PAGE EXCERPT:
When the Supreme Court ruled recently that the Affordable Care Act is constitutional, the strongest protesters denounced it as an outrageous restriction on freedom.
Sen. Ron Johnson of Wisconsin growled that the "Obamacare decision establishes that there is no area of Americans' private lives that is off limits to federal intrusion and control. Freedom took a real body blow."
The ACA does indeed restrict some freedoms. It establishes insurance exchanges that require health insurers to agree not to deny coverage for pre-existing conditions or to raise premiums to unreasonable levels for sick people. It mandates that everyone purchase approved policies from those exchanges; it provides financial help for the poor to make that purchase. These regulations are designed to improve access to health coverage for most of the currently uninsured. Like all regulations, these new provisions will restrict some freedoms in order to enhance others.
In Adam Smith's view, capitalism is a "system of perfect liberty." Under ideal conditions, markets grow incomes; goods and services flow efficiently from seller to buyer; and competition produces incentives for continuous improvements in quality and price. Following the warnings of Smith himself, however, advanced societies find it necessary to regulate some market forces.
For example, governments regulate banks to prevent financial meltdowns; specify the minimum contents of health insurance policies; and impose the progressive income tax. Based on an incomplete understanding of Smith and the modern economics he founded, and often relying more on Ayn Rand novels than on rigor, many pundits, politicians and self-proclaimed "conservatives" maintain that all government restrictions on markets are inefficient and limit freedom.
In reality, the fundamental constraint on freedom is caused by a scarcity of our economy's resources — land, labor, capital and time. This scarcity inherently limits freedom and requires us to make choices. In many instances, competitive markets help us to overcome some of the limits imposed by scarcity, but often regulations are necessary to improve the efficiency of the market and thereby increase our economic freedom.
Examples include government efforts in fighting the anticompetitive practices of price-fixing cartels and the creation of the Centers for Disease Control, a government lab that researches diseases and provides information on the proper patient response to them (an activity for which profit would be an insufficient motivator).
When the government regulates markets, it imposes costs on some individuals that an unregulated market would not. The objective is to create a benefit for society as a whole. Some examples: food labels enhance informed consumer choice; patents encourage creativity and reward innovation; environmental protections foster cleaner air and purer water; and bank capital requirements demand sufficient cash reserves be held so that depositor withdrawals will have a nearly zero chance of causing the institution to fail.
To understand how the ACA enhances some freedoms while restricting others, consider two examples. First, the ACA restricts the freedom to practice "free-ridership," refusing to buy insurance but showing up at the hospital emergency room when in need of care. To restrict the freedom of the would-be free-rider, the ACA imposes a "free-rider tax." This tax reduces the costs paid by (thereby increasing the freedom of) those who voluntarily and responsibly purchase health insurance.
The ACA also enhances freedom from "job lock," that is, the inability to change jobs because some pre-existing medical condition would disqualify the worker from the health coverage offered by a new employer. Since under the ACA pre-existing conditions may not be used to disallow coverage, a worker's freedom to select among employment options is increased. Regulations that make markets more efficient increase economic freedom and help assure that the market is our servant and not our master.
Charles O. Kroncke is associate dean in the University of South Florida College of Business. William L. Holahan is a professor of economics at the University of Wisconsin at Milwaukee.

DIRECTIONS:
(a) Summarize the article in two sentences.
(b) Reproduce a passage of the article word for word, beginning at the words containing "To understand how" and stopping after "purchase health insurance.".

EXTRACTED INFORMATION:
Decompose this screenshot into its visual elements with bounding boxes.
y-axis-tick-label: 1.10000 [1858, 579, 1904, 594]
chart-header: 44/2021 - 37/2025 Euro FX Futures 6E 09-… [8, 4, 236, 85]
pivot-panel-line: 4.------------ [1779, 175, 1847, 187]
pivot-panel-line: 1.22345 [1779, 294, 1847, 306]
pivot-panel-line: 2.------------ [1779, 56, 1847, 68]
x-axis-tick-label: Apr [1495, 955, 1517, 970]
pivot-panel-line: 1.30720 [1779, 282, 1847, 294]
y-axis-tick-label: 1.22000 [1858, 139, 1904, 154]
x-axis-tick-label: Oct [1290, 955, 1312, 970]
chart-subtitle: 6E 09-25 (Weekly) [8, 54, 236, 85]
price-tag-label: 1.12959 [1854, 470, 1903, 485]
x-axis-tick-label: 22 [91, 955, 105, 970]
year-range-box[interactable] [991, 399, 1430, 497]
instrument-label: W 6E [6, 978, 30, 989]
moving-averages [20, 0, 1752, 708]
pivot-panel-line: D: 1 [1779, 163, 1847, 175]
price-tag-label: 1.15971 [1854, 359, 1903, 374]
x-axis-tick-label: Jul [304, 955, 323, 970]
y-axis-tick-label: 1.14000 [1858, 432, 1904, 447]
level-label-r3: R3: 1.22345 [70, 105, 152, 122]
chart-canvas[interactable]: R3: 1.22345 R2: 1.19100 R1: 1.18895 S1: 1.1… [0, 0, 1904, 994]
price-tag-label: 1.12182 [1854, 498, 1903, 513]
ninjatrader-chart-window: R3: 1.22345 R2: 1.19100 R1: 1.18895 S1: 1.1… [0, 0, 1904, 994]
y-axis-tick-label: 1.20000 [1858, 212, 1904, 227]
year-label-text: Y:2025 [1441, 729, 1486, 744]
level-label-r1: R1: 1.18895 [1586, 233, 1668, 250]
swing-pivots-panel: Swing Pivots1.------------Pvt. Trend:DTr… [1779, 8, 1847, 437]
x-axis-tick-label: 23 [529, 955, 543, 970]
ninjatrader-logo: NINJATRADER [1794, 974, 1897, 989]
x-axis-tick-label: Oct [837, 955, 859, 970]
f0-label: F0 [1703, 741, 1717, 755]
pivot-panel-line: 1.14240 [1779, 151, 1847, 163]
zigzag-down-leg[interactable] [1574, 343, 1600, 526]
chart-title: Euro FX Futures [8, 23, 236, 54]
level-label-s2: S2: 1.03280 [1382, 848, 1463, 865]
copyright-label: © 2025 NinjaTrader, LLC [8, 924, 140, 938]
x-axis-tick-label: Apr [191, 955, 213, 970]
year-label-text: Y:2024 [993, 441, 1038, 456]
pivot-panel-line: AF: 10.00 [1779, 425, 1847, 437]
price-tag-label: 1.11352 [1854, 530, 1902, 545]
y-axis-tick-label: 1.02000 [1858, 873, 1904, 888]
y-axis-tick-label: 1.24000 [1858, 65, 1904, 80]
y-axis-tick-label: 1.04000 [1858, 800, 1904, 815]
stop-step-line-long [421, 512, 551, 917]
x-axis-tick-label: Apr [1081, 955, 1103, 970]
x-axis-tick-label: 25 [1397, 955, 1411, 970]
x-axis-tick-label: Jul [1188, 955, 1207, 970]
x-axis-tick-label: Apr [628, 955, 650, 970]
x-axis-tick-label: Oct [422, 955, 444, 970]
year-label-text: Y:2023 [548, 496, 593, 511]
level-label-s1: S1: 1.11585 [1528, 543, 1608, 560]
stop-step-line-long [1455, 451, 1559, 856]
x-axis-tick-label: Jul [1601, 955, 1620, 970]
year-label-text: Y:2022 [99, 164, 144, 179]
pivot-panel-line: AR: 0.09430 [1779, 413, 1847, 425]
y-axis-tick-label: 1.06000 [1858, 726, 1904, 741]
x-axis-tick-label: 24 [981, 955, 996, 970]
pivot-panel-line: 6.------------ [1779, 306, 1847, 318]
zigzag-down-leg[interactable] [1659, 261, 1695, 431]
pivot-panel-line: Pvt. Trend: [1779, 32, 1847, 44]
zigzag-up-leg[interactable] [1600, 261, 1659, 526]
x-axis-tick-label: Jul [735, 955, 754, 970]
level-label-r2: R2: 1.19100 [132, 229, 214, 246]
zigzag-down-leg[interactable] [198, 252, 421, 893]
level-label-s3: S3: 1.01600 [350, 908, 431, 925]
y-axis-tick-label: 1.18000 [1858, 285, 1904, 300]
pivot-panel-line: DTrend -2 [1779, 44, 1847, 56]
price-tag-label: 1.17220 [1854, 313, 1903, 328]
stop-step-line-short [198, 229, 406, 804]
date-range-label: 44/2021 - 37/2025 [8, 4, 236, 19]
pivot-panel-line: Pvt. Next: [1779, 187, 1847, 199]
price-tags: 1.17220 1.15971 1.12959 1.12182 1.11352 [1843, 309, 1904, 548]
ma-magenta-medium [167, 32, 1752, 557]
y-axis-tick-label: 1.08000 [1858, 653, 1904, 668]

ACTIVITY ANSWERS:
(a) The article argues that the Affordable Care Act, like all regulations, restricts some freedoms in order to enhance others, and that regulations that make markets more efficient increase economic freedom. It gives two examples: the ACA's "free-rider tax," which reduces costs for people who buy insurance, and its ban on using pre-existing conditions to deny coverage, which frees workers from "job lock."

(b)
To understand how the ACA enhances some freedoms while restricting others, consider two examples. First, the ACA restricts the freedom to practice "free-ridership," refusing to buy insurance but showing up at the hospital emergency room when in need of care. To restrict the freedom of the would-be free-rider, the ACA imposes a "free-rider tax." This tax reduces the costs paid by (thereby increasing the freedom of) those who voluntarily and responsibly purchase health insurance.